▶ **MATERIAL FOR THE TASK**:
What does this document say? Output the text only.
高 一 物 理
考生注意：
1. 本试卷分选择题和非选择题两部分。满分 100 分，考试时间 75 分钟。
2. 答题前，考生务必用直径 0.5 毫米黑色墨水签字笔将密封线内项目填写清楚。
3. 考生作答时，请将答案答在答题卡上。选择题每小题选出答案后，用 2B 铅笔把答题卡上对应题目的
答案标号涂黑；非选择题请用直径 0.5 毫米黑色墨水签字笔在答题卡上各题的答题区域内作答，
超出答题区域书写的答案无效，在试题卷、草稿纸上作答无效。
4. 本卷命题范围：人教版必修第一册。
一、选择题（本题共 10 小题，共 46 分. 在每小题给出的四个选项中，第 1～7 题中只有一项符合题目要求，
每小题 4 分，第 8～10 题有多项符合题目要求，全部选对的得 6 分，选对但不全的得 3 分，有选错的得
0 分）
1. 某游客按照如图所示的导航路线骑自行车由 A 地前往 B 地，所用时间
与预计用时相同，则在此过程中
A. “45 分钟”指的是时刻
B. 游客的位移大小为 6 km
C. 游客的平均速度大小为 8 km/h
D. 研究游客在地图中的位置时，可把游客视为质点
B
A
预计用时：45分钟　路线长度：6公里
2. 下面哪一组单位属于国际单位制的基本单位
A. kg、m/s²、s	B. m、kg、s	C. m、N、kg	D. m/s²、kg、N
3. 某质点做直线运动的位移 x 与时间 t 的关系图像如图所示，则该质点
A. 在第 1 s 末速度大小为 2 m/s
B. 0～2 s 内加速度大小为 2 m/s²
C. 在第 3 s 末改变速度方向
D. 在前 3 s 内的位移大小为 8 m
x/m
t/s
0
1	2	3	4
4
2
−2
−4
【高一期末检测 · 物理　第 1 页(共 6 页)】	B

▶ **WHAT YOU ARE ASKED TO DO**: Quote the entire listing above exactly.

▶ **RESPONSE BELOW**:
What does this document say? Output the text only.
高 一 物 理
考生注意：
1. 本试卷分选择题和非选择题两部分。满分 100 分，考试时间 75 分钟。
2. 答题前，考生务必用直径 0.5 毫米黑色墨水签字笔将密封线内项目填写清楚。
3. 考生作答时，请将答案答在答题卡上。选择题每小题选出答案后，用 2B 铅笔把答题卡上对应题目的
答案标号涂黑；非选择题请用直径 0.5 毫米黑色墨水签字笔在答题卡上各题的答题区域内作答，
超出答题区域书写的答案无效，在试题卷、草稿纸上作答无效。
4. 本卷命题范围：人教版必修第一册。
一、选择题（本题共 10 小题，共 46 分. 在每小题给出的四个选项中，第 1～7 题中只有一项符合题目要求，
每小题 4 分，第 8～10 题有多项符合题目要求，全部选对的得 6 分，选对但不全的得 3 分，有选错的得
0 分）
1. 某游客按照如图所示的导航路线骑自行车由 A 地前往 B 地，所用时间
与预计用时相同，则在此过程中
A. “45 分钟”指的是时刻
B. 游客的位移大小为 6 km
C. 游客的平均速度大小为 8 km/h
D. 研究游客在地图中的位置时，可把游客视为质点
B
A
预计用时：45分钟　路线长度：6公里
2. 下面哪一组单位属于国际单位制的基本单位
A. kg、m/s²、s	B. m、kg、s	C. m、N、kg	D. m/s²、kg、N
3. 某质点做直线运动的位移 x 与时间 t 的关系图像如图所示，则该质点
A. 在第 1 s 末速度大小为 2 m/s
B. 0～2 s 内加速度大小为 2 m/s²
C. 在第 3 s 末改变速度方向
D. 在前 3 s 内的位移大小为 8 m
x/m
t/s
0
1	2	3	4
4
2
−2
−4
【高一期末检测 · 物理　第 1 页(共 6 页)】	B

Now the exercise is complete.